#### WHAT YOU HAVE TO DO
Leaving the pictures aside, transcribe every line below exactly.

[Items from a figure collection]
[Start]

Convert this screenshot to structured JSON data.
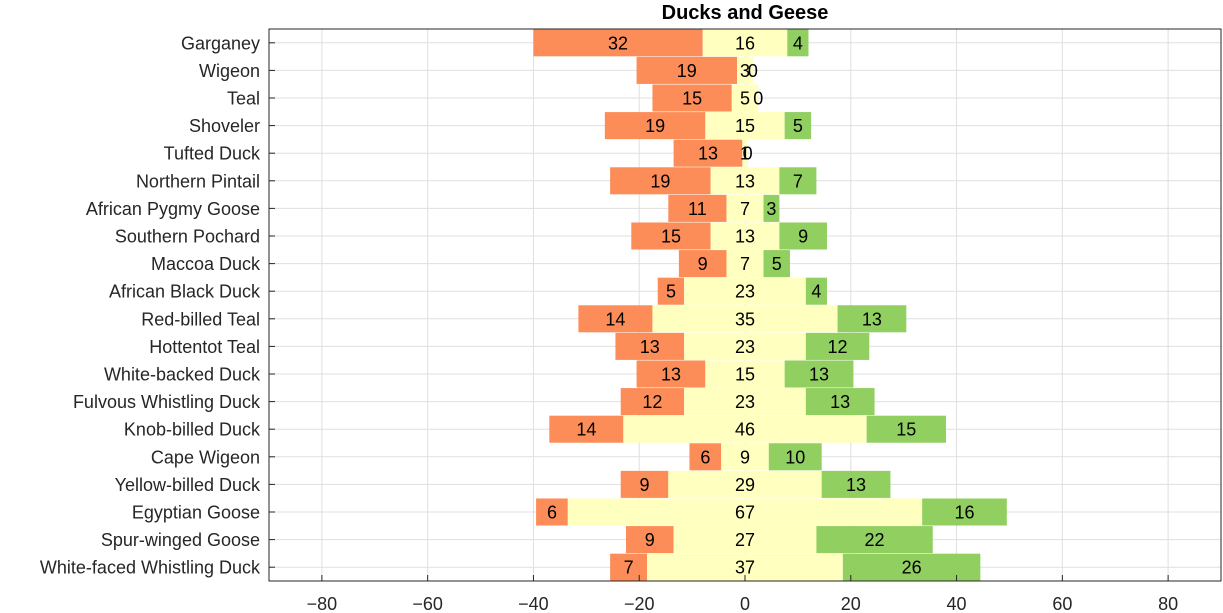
{
  "chart_data": {
    "type": "bar",
    "orientation": "horizontal",
    "stacking": "diverging",
    "title": "Ducks and Geese",
    "xlabel": "",
    "ylabel": "",
    "xlim": [
      -90,
      90
    ],
    "xticks": [
      -80,
      -60,
      -40,
      -20,
      0,
      20,
      40,
      60,
      80
    ],
    "grid": true,
    "legend": "none",
    "categories": [
      "Garganey",
      "Wigeon",
      "Teal",
      "Shoveler",
      "Tufted Duck",
      "Northern Pintail",
      "African Pygmy Goose",
      "Southern Pochard",
      "Maccoa Duck",
      "African Black Duck",
      "Red-billed Teal",
      "Hottentot Teal",
      "White-backed Duck",
      "Fulvous Whistling Duck",
      "Knob-billed Duck",
      "Cape Wigeon",
      "Yellow-billed Duck",
      "Egyptian Goose",
      "Spur-winged Goose",
      "White-faced Whistling Duck"
    ],
    "series": [
      {
        "color": "#fc8d59",
        "side": "negative",
        "values": [
          32,
          19,
          15,
          19,
          13,
          19,
          11,
          15,
          9,
          5,
          14,
          13,
          13,
          12,
          14,
          6,
          9,
          6,
          9,
          7
        ]
      },
      {
        "color": "#ffffbf",
        "side": "center",
        "values": [
          16,
          3,
          5,
          15,
          1,
          13,
          7,
          13,
          7,
          23,
          35,
          23,
          15,
          23,
          46,
          9,
          29,
          67,
          27,
          37
        ]
      },
      {
        "color": "#91cf60",
        "side": "positive",
        "values": [
          4,
          0,
          0,
          5,
          0,
          7,
          3,
          9,
          5,
          4,
          13,
          12,
          13,
          13,
          15,
          10,
          13,
          16,
          22,
          26
        ]
      }
    ]
  }
}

[End]

#### OUTPUT OF THE TASK
Convert this screenshot to structured JSON data.
{
  "chart_data": {
    "type": "bar",
    "orientation": "horizontal",
    "stacking": "diverging",
    "title": "Ducks and Geese",
    "xlabel": "",
    "ylabel": "",
    "xlim": [
      -90,
      90
    ],
    "xticks": [
      -80,
      -60,
      -40,
      -20,
      0,
      20,
      40,
      60,
      80
    ],
    "grid": true,
    "legend": "none",
    "categories": [
      "Garganey",
      "Wigeon",
      "Teal",
      "Shoveler",
      "Tufted Duck",
      "Northern Pintail",
      "African Pygmy Goose",
      "Southern Pochard",
      "Maccoa Duck",
      "African Black Duck",
      "Red-billed Teal",
      "Hottentot Teal",
      "White-backed Duck",
      "Fulvous Whistling Duck",
      "Knob-billed Duck",
      "Cape Wigeon",
      "Yellow-billed Duck",
      "Egyptian Goose",
      "Spur-winged Goose",
      "White-faced Whistling Duck"
    ],
    "series": [
      {
        "color": "#fc8d59",
        "side": "negative",
        "values": [
          32,
          19,
          15,
          19,
          13,
          19,
          11,
          15,
          9,
          5,
          14,
          13,
          13,
          12,
          14,
          6,
          9,
          6,
          9,
          7
        ]
      },
      {
        "color": "#ffffbf",
        "side": "center",
        "values": [
          16,
          3,
          5,
          15,
          1,
          13,
          7,
          13,
          7,
          23,
          35,
          23,
          15,
          23,
          46,
          9,
          29,
          67,
          27,
          37
        ]
      },
      {
        "color": "#91cf60",
        "side": "positive",
        "values": [
          4,
          0,
          0,
          5,
          0,
          7,
          3,
          9,
          5,
          4,
          13,
          12,
          13,
          13,
          15,
          10,
          13,
          16,
          22,
          26
        ]
      }
    ]
  }
}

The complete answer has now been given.